_Given instruction_
Without the pictures, can you quote each line below exactly?

_Recorded information_

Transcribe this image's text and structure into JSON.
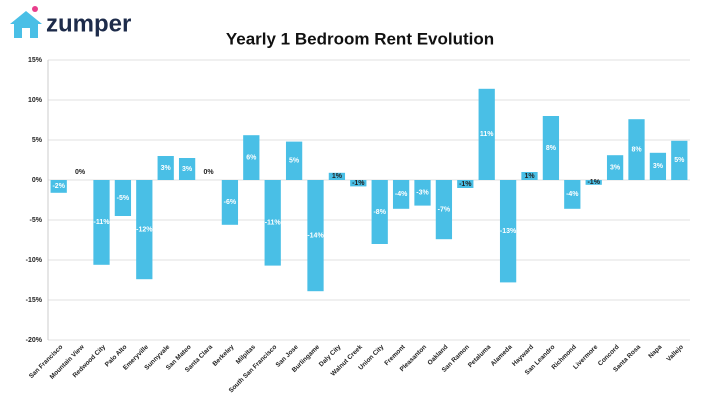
{
  "brand": "zumper",
  "chart_data": {
    "type": "bar",
    "title": "Yearly 1 Bedroom Rent Evolution",
    "categories": [
      "San Francisco",
      "Mountain View",
      "Redwood City",
      "Palo Alto",
      "Emeryville",
      "Sunnyvale",
      "San Mateo",
      "Santa Clara",
      "Berkeley",
      "Milpitas",
      "South San Francisco",
      "San Jose",
      "Burlingame",
      "Daly City",
      "Walnut Creek",
      "Union City",
      "Fremont",
      "Pleasanton",
      "Oakland",
      "San Ramon",
      "Petaluma",
      "Alameda",
      "Hayward",
      "San Leandro",
      "Richmond",
      "Livermore",
      "Concord",
      "Santa Rosa",
      "Napa",
      "Vallejo"
    ],
    "values": [
      -1.6,
      0,
      -10.6,
      -4.5,
      -12.4,
      3.0,
      2.75,
      0,
      -5.6,
      5.6,
      -10.7,
      4.8,
      -13.9,
      0.9,
      -0.8,
      -8.0,
      -3.6,
      -3.2,
      -7.4,
      -1.0,
      11.4,
      -12.8,
      1.0,
      8.0,
      -3.6,
      -0.6,
      3.1,
      7.6,
      3.4,
      4.9
    ],
    "value_labels": [
      "-2%",
      "0%",
      "-11%",
      "-5%",
      "-12%",
      "3%",
      "3%",
      "0%",
      "-6%",
      "6%",
      "-11%",
      "5%",
      "-14%",
      "1%",
      "-1%",
      "-8%",
      "-4%",
      "-3%",
      "-7%",
      "-1%",
      "11%",
      "-13%",
      "1%",
      "8%",
      "-4%",
      "-1%",
      "3%",
      "8%",
      "3%",
      "5%"
    ],
    "color": "#49bfe6",
    "ylim": [
      -20,
      15
    ],
    "yticks": [
      {
        "value": -20,
        "label": "-20%"
      },
      {
        "value": -15,
        "label": "-15%"
      },
      {
        "value": -10,
        "label": "-10%"
      },
      {
        "value": -5,
        "label": "-5%"
      },
      {
        "value": 0,
        "label": "0%"
      },
      {
        "value": 5,
        "label": "5%"
      },
      {
        "value": 10,
        "label": "10%"
      },
      {
        "value": 15,
        "label": "15%"
      }
    ],
    "grid": true
  }
}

_Exercise solution_
Transcribe this image's text and structure into JSON.
{
  "brand": "zumper",
  "chart_data": {
    "type": "bar",
    "title": "Yearly 1 Bedroom Rent Evolution",
    "categories": [
      "San Francisco",
      "Mountain View",
      "Redwood City",
      "Palo Alto",
      "Emeryville",
      "Sunnyvale",
      "San Mateo",
      "Santa Clara",
      "Berkeley",
      "Milpitas",
      "South San Francisco",
      "San Jose",
      "Burlingame",
      "Daly City",
      "Walnut Creek",
      "Union City",
      "Fremont",
      "Pleasanton",
      "Oakland",
      "San Ramon",
      "Petaluma",
      "Alameda",
      "Hayward",
      "San Leandro",
      "Richmond",
      "Livermore",
      "Concord",
      "Santa Rosa",
      "Napa",
      "Vallejo"
    ],
    "values": [
      -1.6,
      0,
      -10.6,
      -4.5,
      -12.4,
      3.0,
      2.75,
      0,
      -5.6,
      5.6,
      -10.7,
      4.8,
      -13.9,
      0.9,
      -0.8,
      -8.0,
      -3.6,
      -3.2,
      -7.4,
      -1.0,
      11.4,
      -12.8,
      1.0,
      8.0,
      -3.6,
      -0.6,
      3.1,
      7.6,
      3.4,
      4.9
    ],
    "value_labels": [
      "-2%",
      "0%",
      "-11%",
      "-5%",
      "-12%",
      "3%",
      "3%",
      "0%",
      "-6%",
      "6%",
      "-11%",
      "5%",
      "-14%",
      "1%",
      "-1%",
      "-8%",
      "-4%",
      "-3%",
      "-7%",
      "-1%",
      "11%",
      "-13%",
      "1%",
      "8%",
      "-4%",
      "-1%",
      "3%",
      "8%",
      "3%",
      "5%"
    ],
    "color": "#49bfe6",
    "ylim": [
      -20,
      15
    ],
    "yticks": [
      {
        "value": -20,
        "label": "-20%"
      },
      {
        "value": -15,
        "label": "-15%"
      },
      {
        "value": -10,
        "label": "-10%"
      },
      {
        "value": -5,
        "label": "-5%"
      },
      {
        "value": 0,
        "label": "0%"
      },
      {
        "value": 5,
        "label": "5%"
      },
      {
        "value": 10,
        "label": "10%"
      },
      {
        "value": 15,
        "label": "15%"
      }
    ],
    "grid": true
  }
}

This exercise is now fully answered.